• _Brief_: Write out the records that appear below, verbatim and complete, but without pictures.

***** Material for this task

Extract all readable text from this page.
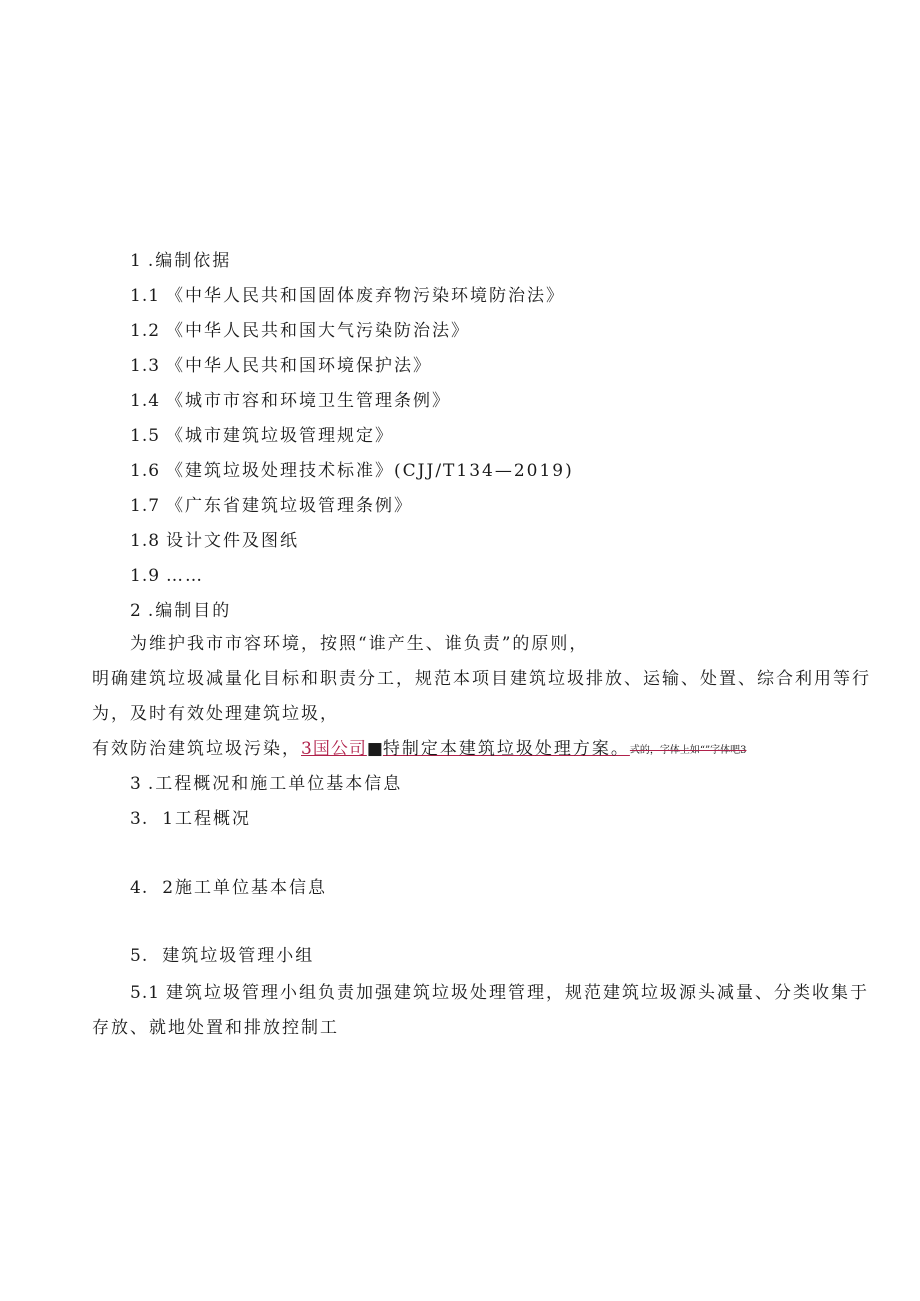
1 .编制依据
1.1 《中华人民共和国固体废弃物污染环境防治法》
1.2 《中华人民共和国大气污染防治法》
1.3 《中华人民共和国环境保护法》
1.4 《城市市容和环境卫生管理条例》
1.5 《城市建筑垃圾管理规定》
1.6 《建筑垃圾处理技术标准》(CJJ/T134—2019)
1.7 《广东省建筑垃圾管理条例》
1.8 设计文件及图纸
1.9 ……
2 .编制目的
为维护我市市容环境，按照“谁产生、谁负责”的原则，
明确建筑垃圾减量化目标和职责分工，规范本项目建筑垃圾排放、运输、处置、综合利用等行
为，及时有效处理建筑垃圾，
有效防治建筑垃圾污染，3国公司■特制定本建筑垃圾处理方案。式的，字体上如“”字体吧3
3 .工程概况和施工单位基本信息
3. 1工程概况
4. 2施工单位基本信息
5. 建筑垃圾管理小组
5.1 建筑垃圾管理小组负责加强建筑垃圾处理管理，规范建筑垃圾源头减量、分类收集于
存放、就地处置和排放控制工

**********

• _Answer for the task_:
Extract all readable text from this page.
1 .编制依据
1.1 《中华人民共和国固体废弃物污染环境防治法》
1.2 《中华人民共和国大气污染防治法》
1.3 《中华人民共和国环境保护法》
1.4 《城市市容和环境卫生管理条例》
1.5 《城市建筑垃圾管理规定》
1.6 《建筑垃圾处理技术标准》(CJJ/T134—2019)
1.7 《广东省建筑垃圾管理条例》
1.8 设计文件及图纸
1.9 ……
2 .编制目的
为维护我市市容环境，按照“谁产生、谁负责”的原则，
明确建筑垃圾减量化目标和职责分工，规范本项目建筑垃圾排放、运输、处置、综合利用等行
为，及时有效处理建筑垃圾，
有效防治建筑垃圾污染，3国公司■特制定本建筑垃圾处理方案。式的，字体上如“”字体吧3
3 .工程概况和施工单位基本信息
3. 1工程概况
4. 2施工单位基本信息
5. 建筑垃圾管理小组
5.1 建筑垃圾管理小组负责加强建筑垃圾处理管理，规范建筑垃圾源头减量、分类收集于
存放、就地处置和排放控制工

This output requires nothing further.